▶ _Instructions to follow_
From the listing below, pull out every line where the string "ticker" appears.

Start

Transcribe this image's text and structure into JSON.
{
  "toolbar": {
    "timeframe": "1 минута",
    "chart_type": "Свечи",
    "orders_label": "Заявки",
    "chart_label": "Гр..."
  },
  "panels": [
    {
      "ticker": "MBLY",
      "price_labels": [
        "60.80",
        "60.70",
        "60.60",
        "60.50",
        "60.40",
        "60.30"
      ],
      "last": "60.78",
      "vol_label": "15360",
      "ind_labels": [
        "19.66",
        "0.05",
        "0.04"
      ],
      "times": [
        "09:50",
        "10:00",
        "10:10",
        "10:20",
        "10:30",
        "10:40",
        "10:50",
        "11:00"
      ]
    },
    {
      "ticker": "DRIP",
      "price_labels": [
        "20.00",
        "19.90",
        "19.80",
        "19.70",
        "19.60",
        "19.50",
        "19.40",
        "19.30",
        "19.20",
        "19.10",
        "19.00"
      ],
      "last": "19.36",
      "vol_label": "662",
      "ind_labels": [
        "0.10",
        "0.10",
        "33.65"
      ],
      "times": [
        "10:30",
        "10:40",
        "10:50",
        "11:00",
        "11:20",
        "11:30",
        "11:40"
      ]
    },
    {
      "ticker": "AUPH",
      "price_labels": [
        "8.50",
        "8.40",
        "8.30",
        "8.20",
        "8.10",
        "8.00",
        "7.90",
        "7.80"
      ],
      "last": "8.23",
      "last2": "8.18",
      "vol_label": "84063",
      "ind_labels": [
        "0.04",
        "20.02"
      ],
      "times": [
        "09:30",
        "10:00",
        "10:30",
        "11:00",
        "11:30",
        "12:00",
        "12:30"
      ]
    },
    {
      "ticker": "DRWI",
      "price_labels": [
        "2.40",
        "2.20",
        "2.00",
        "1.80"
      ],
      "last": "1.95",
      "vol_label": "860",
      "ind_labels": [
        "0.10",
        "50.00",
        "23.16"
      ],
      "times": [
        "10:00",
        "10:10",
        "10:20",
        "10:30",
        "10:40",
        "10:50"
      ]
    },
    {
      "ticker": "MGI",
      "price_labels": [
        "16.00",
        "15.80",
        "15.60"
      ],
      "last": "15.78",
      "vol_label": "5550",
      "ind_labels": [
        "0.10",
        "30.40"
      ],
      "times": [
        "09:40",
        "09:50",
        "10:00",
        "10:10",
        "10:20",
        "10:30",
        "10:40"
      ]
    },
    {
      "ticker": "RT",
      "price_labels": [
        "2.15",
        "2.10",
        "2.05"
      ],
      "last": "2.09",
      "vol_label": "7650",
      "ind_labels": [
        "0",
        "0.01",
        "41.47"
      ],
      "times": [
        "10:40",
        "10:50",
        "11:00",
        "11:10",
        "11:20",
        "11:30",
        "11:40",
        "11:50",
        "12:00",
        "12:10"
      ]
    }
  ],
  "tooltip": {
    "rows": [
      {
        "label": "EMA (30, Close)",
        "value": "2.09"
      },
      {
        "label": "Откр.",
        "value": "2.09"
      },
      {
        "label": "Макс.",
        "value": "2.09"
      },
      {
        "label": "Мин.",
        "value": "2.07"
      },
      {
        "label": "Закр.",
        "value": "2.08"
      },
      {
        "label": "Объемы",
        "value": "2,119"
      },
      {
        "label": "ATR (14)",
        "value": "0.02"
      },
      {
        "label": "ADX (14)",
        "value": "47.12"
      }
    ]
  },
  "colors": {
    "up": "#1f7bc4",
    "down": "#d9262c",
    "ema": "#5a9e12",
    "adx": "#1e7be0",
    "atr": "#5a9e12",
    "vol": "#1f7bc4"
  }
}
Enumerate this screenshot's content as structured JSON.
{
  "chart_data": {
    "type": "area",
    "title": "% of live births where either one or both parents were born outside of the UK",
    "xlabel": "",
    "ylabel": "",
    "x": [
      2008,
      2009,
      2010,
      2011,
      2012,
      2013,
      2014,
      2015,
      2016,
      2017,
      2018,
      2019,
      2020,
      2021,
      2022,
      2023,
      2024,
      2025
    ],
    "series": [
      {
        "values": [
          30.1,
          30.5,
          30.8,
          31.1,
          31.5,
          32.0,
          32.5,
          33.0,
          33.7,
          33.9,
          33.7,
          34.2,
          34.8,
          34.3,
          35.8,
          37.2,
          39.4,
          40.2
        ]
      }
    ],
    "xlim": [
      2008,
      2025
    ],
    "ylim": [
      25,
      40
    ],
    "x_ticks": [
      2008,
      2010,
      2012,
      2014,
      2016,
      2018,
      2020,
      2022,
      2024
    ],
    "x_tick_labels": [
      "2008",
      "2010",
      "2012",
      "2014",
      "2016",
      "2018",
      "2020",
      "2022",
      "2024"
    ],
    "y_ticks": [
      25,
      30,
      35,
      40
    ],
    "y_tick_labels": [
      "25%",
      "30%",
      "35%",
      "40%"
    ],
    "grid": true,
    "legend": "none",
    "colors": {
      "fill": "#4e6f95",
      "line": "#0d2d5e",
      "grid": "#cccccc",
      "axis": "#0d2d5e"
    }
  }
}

End

▶ _Answer to the problem_
      "ticker": "MBLY",
      "ticker": "DRIP",
      "ticker": "AUPH",
      "ticker": "DRWI",
      "ticker": "MGI",
      "ticker": "RT",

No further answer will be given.